* **WHAT TO PRODUCE**
Transcribe the listing exactly, leaving out every picture.

Stored data
◆ ◆ ◆ ◆ ◆

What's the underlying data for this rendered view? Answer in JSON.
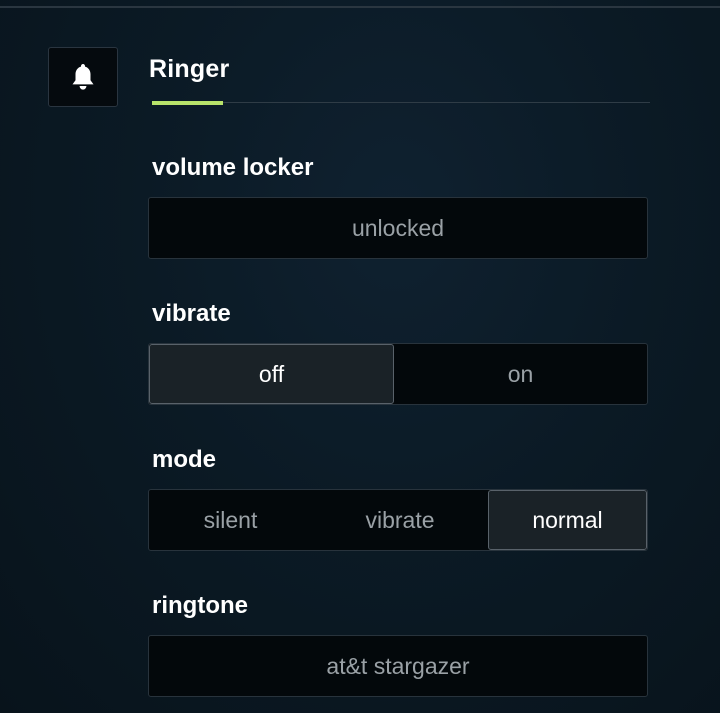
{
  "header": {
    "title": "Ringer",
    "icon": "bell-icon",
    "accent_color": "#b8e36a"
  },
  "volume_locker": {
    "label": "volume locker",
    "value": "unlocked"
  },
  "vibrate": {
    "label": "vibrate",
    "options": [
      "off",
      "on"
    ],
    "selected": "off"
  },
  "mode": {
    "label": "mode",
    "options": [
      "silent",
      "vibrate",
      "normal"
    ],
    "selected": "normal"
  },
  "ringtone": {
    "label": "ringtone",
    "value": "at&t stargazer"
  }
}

◆ ◆ ◆ ◆ ◆

* **RESPONSE TO THE TASK**
What's the underlying data for this rendered view? Answer in JSON.
{
  "header": {
    "title": "Ringer",
    "icon": "bell-icon",
    "accent_color": "#b8e36a"
  },
  "volume_locker": {
    "label": "volume locker",
    "value": "unlocked"
  },
  "vibrate": {
    "label": "vibrate",
    "options": [
      "off",
      "on"
    ],
    "selected": "off"
  },
  "mode": {
    "label": "mode",
    "options": [
      "silent",
      "vibrate",
      "normal"
    ],
    "selected": "normal"
  },
  "ringtone": {
    "label": "ringtone",
    "value": "at&t stargazer"
  }
}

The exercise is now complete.